Work to do:
Leave out every picture, and return exactly the lines from the line containing "What data populates" through the end of the records below, both inclusive.

··· Supplied records ···

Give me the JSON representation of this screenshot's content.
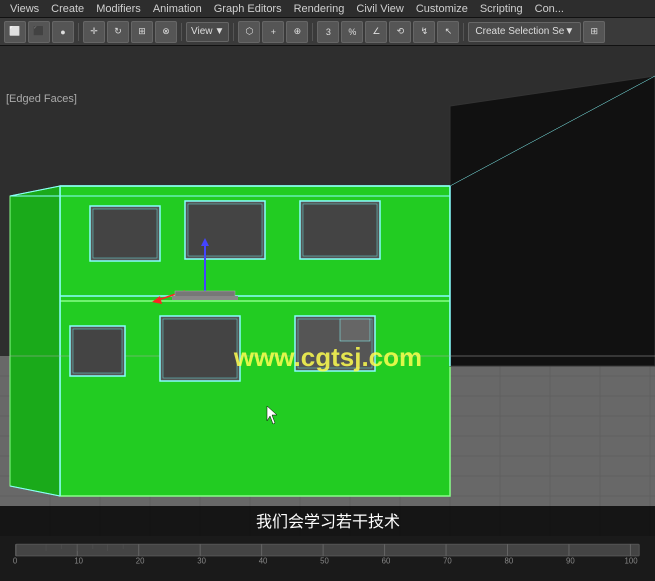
{
  "menubar": {
    "items": [
      {
        "label": "Views",
        "id": "menu-views"
      },
      {
        "label": "Create",
        "id": "menu-create"
      },
      {
        "label": "Modifiers",
        "id": "menu-modifiers"
      },
      {
        "label": "Animation",
        "id": "menu-animation"
      },
      {
        "label": "Graph Editors",
        "id": "menu-graph-editors"
      },
      {
        "label": "Rendering",
        "id": "menu-rendering"
      },
      {
        "label": "Civil View",
        "id": "menu-civil-view"
      },
      {
        "label": "Customize",
        "id": "menu-customize"
      },
      {
        "label": "Scripting",
        "id": "menu-scripting"
      },
      {
        "label": "Con...",
        "id": "menu-con"
      }
    ]
  },
  "toolbar": {
    "view_label": "View",
    "create_selection_label": "Create Selection Se",
    "number_3": "3"
  },
  "viewport": {
    "corner_label": "[Edged Faces]",
    "watermark": "www.cgtsj.com"
  },
  "subtitle": {
    "text": "我们会学习若干技术"
  },
  "timeline": {
    "numbers": [
      "0",
      "10",
      "20",
      "30",
      "40",
      "50",
      "60",
      "70",
      "80",
      "90",
      "100"
    ]
  }
}
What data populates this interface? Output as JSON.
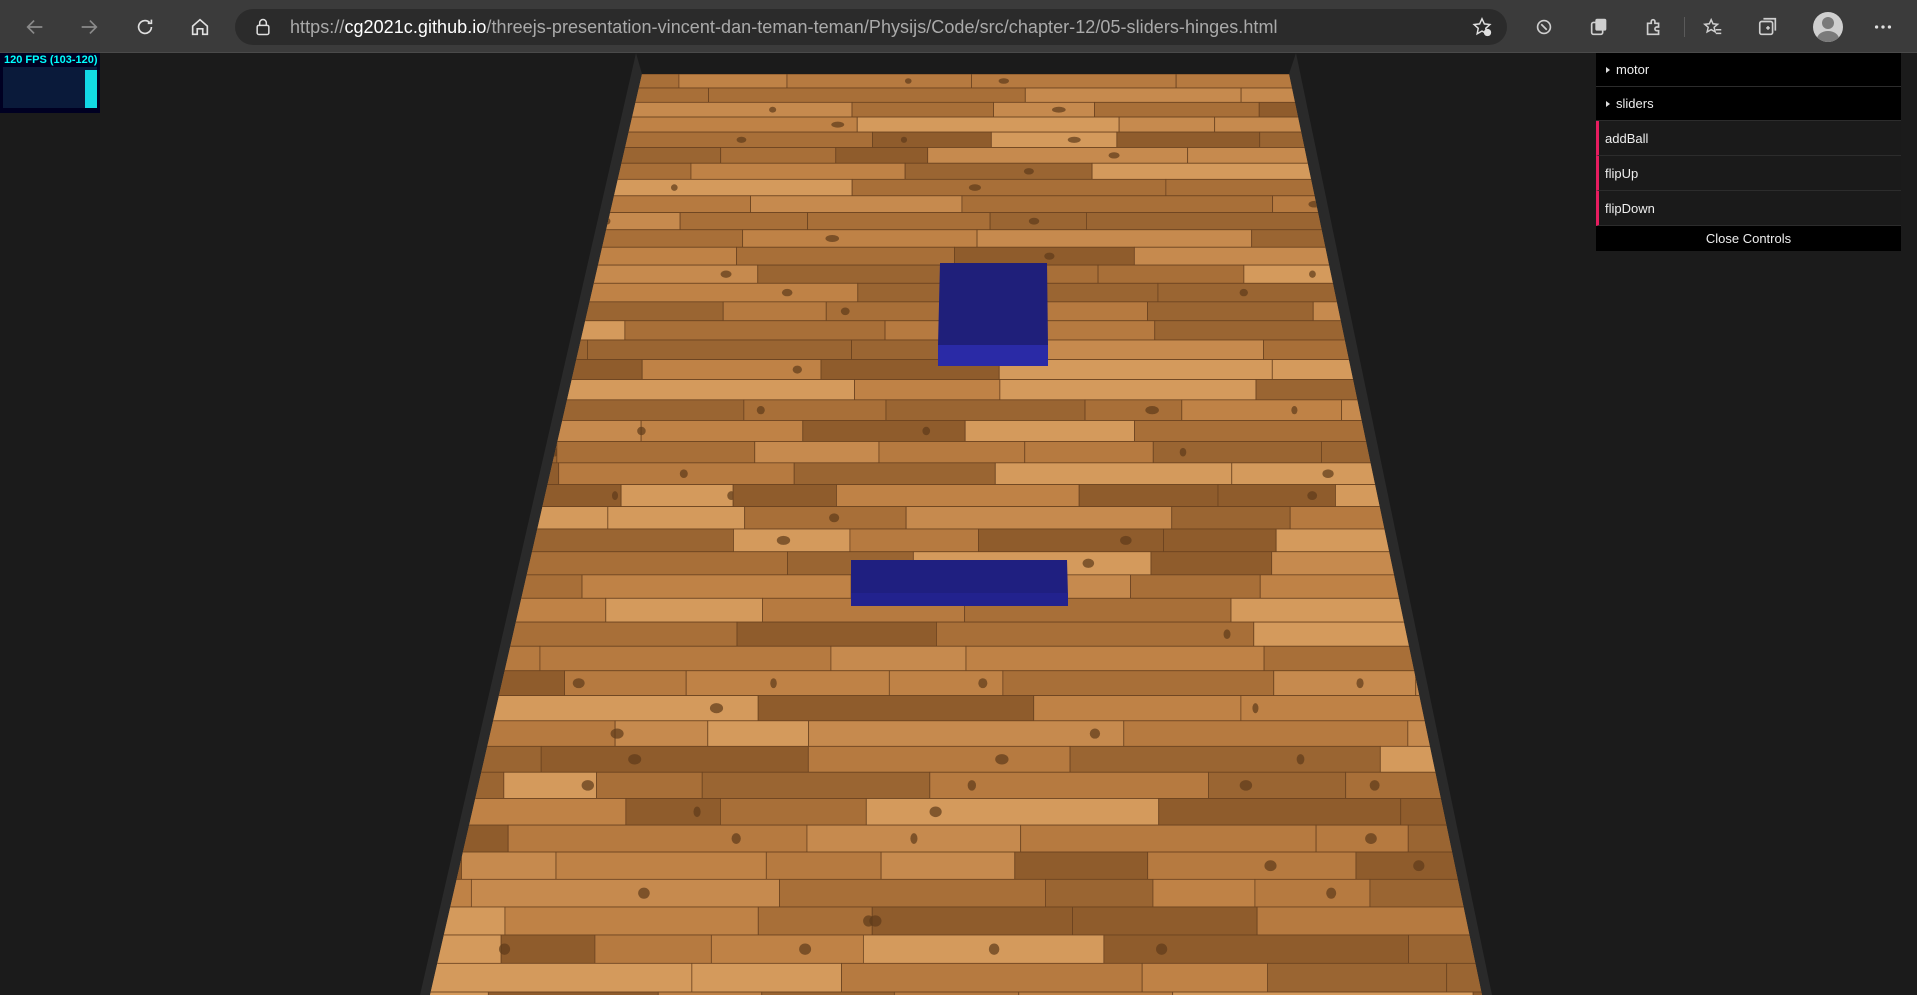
{
  "browser": {
    "url_prefix": "https://",
    "url_host": "cg2021c.github.io",
    "url_path": "/threejs-presentation-vincent-dan-teman-teman/Physijs/Code/src/chapter-12/05-sliders-hinges.html"
  },
  "stats": {
    "fps_text": "120 FPS (103-120)",
    "color": "#00ffff"
  },
  "gui": {
    "folders": [
      {
        "label": "motor"
      },
      {
        "label": "sliders"
      }
    ],
    "functions": [
      {
        "label": "addBall"
      },
      {
        "label": "flipUp"
      },
      {
        "label": "flipDown"
      }
    ],
    "close_label": "Close Controls",
    "accent_color": "#e61d5f"
  },
  "scene": {
    "floor_material": "wood planks",
    "box_color": "#1e1e8c"
  }
}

···

Full output:
What data populates this interface? Output as JSON.
{
  "browser": {
    "url_prefix": "https://",
    "url_host": "cg2021c.github.io",
    "url_path": "/threejs-presentation-vincent-dan-teman-teman/Physijs/Code/src/chapter-12/05-sliders-hinges.html"
  },
  "stats": {
    "fps_text": "120 FPS (103-120)",
    "color": "#00ffff"
  },
  "gui": {
    "folders": [
      {
        "label": "motor"
      },
      {
        "label": "sliders"
      }
    ],
    "functions": [
      {
        "label": "addBall"
      },
      {
        "label": "flipUp"
      },
      {
        "label": "flipDown"
      }
    ],
    "close_label": "Close Controls",
    "accent_color": "#e61d5f"
  },
  "scene": {
    "floor_material": "wood planks",
    "box_color": "#1e1e8c"
  }
}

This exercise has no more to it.